MATERIAL PROVIDED:
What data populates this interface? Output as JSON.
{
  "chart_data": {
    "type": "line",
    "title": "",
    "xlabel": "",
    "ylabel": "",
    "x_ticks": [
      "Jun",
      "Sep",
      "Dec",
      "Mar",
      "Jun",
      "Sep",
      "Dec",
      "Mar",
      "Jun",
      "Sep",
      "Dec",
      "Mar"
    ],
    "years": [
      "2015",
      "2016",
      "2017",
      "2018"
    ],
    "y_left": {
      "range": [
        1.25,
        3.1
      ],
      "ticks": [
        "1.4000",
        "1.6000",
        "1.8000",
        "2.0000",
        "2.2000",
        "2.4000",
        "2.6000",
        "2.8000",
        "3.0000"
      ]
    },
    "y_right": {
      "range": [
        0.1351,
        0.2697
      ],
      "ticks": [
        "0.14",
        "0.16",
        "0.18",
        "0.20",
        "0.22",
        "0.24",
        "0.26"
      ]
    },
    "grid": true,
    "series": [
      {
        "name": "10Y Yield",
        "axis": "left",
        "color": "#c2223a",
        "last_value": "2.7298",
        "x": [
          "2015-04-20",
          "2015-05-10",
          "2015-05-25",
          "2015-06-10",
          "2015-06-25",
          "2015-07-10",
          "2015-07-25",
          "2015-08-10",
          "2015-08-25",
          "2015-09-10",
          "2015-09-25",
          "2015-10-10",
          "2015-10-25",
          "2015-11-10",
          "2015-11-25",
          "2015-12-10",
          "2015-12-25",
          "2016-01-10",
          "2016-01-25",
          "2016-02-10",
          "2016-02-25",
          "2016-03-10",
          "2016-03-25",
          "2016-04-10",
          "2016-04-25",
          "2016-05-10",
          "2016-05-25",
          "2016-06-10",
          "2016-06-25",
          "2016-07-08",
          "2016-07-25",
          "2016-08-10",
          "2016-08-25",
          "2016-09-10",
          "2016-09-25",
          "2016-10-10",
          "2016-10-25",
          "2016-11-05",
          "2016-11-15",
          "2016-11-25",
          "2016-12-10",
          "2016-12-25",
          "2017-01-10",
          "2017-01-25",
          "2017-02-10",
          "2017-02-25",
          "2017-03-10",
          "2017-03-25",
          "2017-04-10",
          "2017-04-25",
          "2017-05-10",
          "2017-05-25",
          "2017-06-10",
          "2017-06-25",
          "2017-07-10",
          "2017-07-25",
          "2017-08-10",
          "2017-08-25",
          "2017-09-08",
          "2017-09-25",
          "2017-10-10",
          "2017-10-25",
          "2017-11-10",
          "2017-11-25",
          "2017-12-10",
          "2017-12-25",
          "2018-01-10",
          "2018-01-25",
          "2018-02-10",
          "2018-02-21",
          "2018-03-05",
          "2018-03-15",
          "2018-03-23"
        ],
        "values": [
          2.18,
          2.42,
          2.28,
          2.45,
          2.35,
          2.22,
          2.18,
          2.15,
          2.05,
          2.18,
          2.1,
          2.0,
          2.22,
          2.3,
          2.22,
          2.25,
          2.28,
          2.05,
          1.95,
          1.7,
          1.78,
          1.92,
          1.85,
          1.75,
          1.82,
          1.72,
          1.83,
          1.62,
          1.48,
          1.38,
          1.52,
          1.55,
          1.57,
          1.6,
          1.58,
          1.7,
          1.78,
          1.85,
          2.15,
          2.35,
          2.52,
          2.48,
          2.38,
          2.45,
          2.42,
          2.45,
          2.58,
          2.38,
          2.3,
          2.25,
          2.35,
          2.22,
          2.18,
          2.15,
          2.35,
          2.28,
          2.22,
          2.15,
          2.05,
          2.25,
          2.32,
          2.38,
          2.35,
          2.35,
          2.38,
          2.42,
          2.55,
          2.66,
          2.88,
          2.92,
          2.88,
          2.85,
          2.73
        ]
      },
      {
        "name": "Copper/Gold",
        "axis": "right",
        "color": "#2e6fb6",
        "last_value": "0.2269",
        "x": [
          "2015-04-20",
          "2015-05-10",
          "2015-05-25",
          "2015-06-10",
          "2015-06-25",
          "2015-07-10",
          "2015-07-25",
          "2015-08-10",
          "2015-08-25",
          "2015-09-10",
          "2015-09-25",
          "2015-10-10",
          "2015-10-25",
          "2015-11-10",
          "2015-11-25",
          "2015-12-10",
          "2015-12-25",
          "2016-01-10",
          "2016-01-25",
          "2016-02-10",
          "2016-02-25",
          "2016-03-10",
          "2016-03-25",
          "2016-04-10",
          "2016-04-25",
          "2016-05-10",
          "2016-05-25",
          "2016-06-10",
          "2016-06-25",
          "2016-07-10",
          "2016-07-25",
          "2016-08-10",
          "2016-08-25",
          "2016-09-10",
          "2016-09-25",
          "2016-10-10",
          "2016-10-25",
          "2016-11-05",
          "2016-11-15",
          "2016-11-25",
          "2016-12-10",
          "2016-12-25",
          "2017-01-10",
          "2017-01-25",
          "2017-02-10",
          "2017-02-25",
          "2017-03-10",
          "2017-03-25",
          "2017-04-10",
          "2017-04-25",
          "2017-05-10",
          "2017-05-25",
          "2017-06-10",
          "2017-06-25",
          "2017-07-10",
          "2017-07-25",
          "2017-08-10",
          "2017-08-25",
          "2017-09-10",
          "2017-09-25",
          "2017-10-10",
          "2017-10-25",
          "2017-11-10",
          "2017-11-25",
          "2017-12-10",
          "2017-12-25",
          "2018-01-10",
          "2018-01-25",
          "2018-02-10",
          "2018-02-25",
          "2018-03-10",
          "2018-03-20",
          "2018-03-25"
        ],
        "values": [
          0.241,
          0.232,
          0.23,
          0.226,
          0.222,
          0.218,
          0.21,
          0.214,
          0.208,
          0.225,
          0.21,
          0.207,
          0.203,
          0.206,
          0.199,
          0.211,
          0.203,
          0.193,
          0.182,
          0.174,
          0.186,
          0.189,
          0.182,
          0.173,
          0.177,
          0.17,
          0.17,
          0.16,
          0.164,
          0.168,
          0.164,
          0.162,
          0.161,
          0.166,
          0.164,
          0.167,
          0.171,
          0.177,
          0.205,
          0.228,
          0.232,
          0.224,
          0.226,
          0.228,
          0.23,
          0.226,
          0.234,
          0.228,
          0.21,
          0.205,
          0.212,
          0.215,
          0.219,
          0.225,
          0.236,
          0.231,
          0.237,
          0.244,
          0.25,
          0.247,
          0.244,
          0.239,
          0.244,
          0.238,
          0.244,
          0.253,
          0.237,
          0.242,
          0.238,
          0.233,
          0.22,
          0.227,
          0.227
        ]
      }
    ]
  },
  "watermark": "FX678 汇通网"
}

WHAT IS NEEDED:
Every entry above should be retyped exactly as shown.

OUTPUT FOR THIS TASK:
What data populates this interface? Output as JSON.
{
  "chart_data": {
    "type": "line",
    "title": "",
    "xlabel": "",
    "ylabel": "",
    "x_ticks": [
      "Jun",
      "Sep",
      "Dec",
      "Mar",
      "Jun",
      "Sep",
      "Dec",
      "Mar",
      "Jun",
      "Sep",
      "Dec",
      "Mar"
    ],
    "years": [
      "2015",
      "2016",
      "2017",
      "2018"
    ],
    "y_left": {
      "range": [
        1.25,
        3.1
      ],
      "ticks": [
        "1.4000",
        "1.6000",
        "1.8000",
        "2.0000",
        "2.2000",
        "2.4000",
        "2.6000",
        "2.8000",
        "3.0000"
      ]
    },
    "y_right": {
      "range": [
        0.1351,
        0.2697
      ],
      "ticks": [
        "0.14",
        "0.16",
        "0.18",
        "0.20",
        "0.22",
        "0.24",
        "0.26"
      ]
    },
    "grid": true,
    "series": [
      {
        "name": "10Y Yield",
        "axis": "left",
        "color": "#c2223a",
        "last_value": "2.7298",
        "x": [
          "2015-04-20",
          "2015-05-10",
          "2015-05-25",
          "2015-06-10",
          "2015-06-25",
          "2015-07-10",
          "2015-07-25",
          "2015-08-10",
          "2015-08-25",
          "2015-09-10",
          "2015-09-25",
          "2015-10-10",
          "2015-10-25",
          "2015-11-10",
          "2015-11-25",
          "2015-12-10",
          "2015-12-25",
          "2016-01-10",
          "2016-01-25",
          "2016-02-10",
          "2016-02-25",
          "2016-03-10",
          "2016-03-25",
          "2016-04-10",
          "2016-04-25",
          "2016-05-10",
          "2016-05-25",
          "2016-06-10",
          "2016-06-25",
          "2016-07-08",
          "2016-07-25",
          "2016-08-10",
          "2016-08-25",
          "2016-09-10",
          "2016-09-25",
          "2016-10-10",
          "2016-10-25",
          "2016-11-05",
          "2016-11-15",
          "2016-11-25",
          "2016-12-10",
          "2016-12-25",
          "2017-01-10",
          "2017-01-25",
          "2017-02-10",
          "2017-02-25",
          "2017-03-10",
          "2017-03-25",
          "2017-04-10",
          "2017-04-25",
          "2017-05-10",
          "2017-05-25",
          "2017-06-10",
          "2017-06-25",
          "2017-07-10",
          "2017-07-25",
          "2017-08-10",
          "2017-08-25",
          "2017-09-08",
          "2017-09-25",
          "2017-10-10",
          "2017-10-25",
          "2017-11-10",
          "2017-11-25",
          "2017-12-10",
          "2017-12-25",
          "2018-01-10",
          "2018-01-25",
          "2018-02-10",
          "2018-02-21",
          "2018-03-05",
          "2018-03-15",
          "2018-03-23"
        ],
        "values": [
          2.18,
          2.42,
          2.28,
          2.45,
          2.35,
          2.22,
          2.18,
          2.15,
          2.05,
          2.18,
          2.1,
          2.0,
          2.22,
          2.3,
          2.22,
          2.25,
          2.28,
          2.05,
          1.95,
          1.7,
          1.78,
          1.92,
          1.85,
          1.75,
          1.82,
          1.72,
          1.83,
          1.62,
          1.48,
          1.38,
          1.52,
          1.55,
          1.57,
          1.6,
          1.58,
          1.7,
          1.78,
          1.85,
          2.15,
          2.35,
          2.52,
          2.48,
          2.38,
          2.45,
          2.42,
          2.45,
          2.58,
          2.38,
          2.3,
          2.25,
          2.35,
          2.22,
          2.18,
          2.15,
          2.35,
          2.28,
          2.22,
          2.15,
          2.05,
          2.25,
          2.32,
          2.38,
          2.35,
          2.35,
          2.38,
          2.42,
          2.55,
          2.66,
          2.88,
          2.92,
          2.88,
          2.85,
          2.73
        ]
      },
      {
        "name": "Copper/Gold",
        "axis": "right",
        "color": "#2e6fb6",
        "last_value": "0.2269",
        "x": [
          "2015-04-20",
          "2015-05-10",
          "2015-05-25",
          "2015-06-10",
          "2015-06-25",
          "2015-07-10",
          "2015-07-25",
          "2015-08-10",
          "2015-08-25",
          "2015-09-10",
          "2015-09-25",
          "2015-10-10",
          "2015-10-25",
          "2015-11-10",
          "2015-11-25",
          "2015-12-10",
          "2015-12-25",
          "2016-01-10",
          "2016-01-25",
          "2016-02-10",
          "2016-02-25",
          "2016-03-10",
          "2016-03-25",
          "2016-04-10",
          "2016-04-25",
          "2016-05-10",
          "2016-05-25",
          "2016-06-10",
          "2016-06-25",
          "2016-07-10",
          "2016-07-25",
          "2016-08-10",
          "2016-08-25",
          "2016-09-10",
          "2016-09-25",
          "2016-10-10",
          "2016-10-25",
          "2016-11-05",
          "2016-11-15",
          "2016-11-25",
          "2016-12-10",
          "2016-12-25",
          "2017-01-10",
          "2017-01-25",
          "2017-02-10",
          "2017-02-25",
          "2017-03-10",
          "2017-03-25",
          "2017-04-10",
          "2017-04-25",
          "2017-05-10",
          "2017-05-25",
          "2017-06-10",
          "2017-06-25",
          "2017-07-10",
          "2017-07-25",
          "2017-08-10",
          "2017-08-25",
          "2017-09-10",
          "2017-09-25",
          "2017-10-10",
          "2017-10-25",
          "2017-11-10",
          "2017-11-25",
          "2017-12-10",
          "2017-12-25",
          "2018-01-10",
          "2018-01-25",
          "2018-02-10",
          "2018-02-25",
          "2018-03-10",
          "2018-03-20",
          "2018-03-25"
        ],
        "values": [
          0.241,
          0.232,
          0.23,
          0.226,
          0.222,
          0.218,
          0.21,
          0.214,
          0.208,
          0.225,
          0.21,
          0.207,
          0.203,
          0.206,
          0.199,
          0.211,
          0.203,
          0.193,
          0.182,
          0.174,
          0.186,
          0.189,
          0.182,
          0.173,
          0.177,
          0.17,
          0.17,
          0.16,
          0.164,
          0.168,
          0.164,
          0.162,
          0.161,
          0.166,
          0.164,
          0.167,
          0.171,
          0.177,
          0.205,
          0.228,
          0.232,
          0.224,
          0.226,
          0.228,
          0.23,
          0.226,
          0.234,
          0.228,
          0.21,
          0.205,
          0.212,
          0.215,
          0.219,
          0.225,
          0.236,
          0.231,
          0.237,
          0.244,
          0.25,
          0.247,
          0.244,
          0.239,
          0.244,
          0.238,
          0.244,
          0.253,
          0.237,
          0.242,
          0.238,
          0.233,
          0.22,
          0.227,
          0.227
        ]
      }
    ]
  },
  "watermark": "FX678 汇通网"
}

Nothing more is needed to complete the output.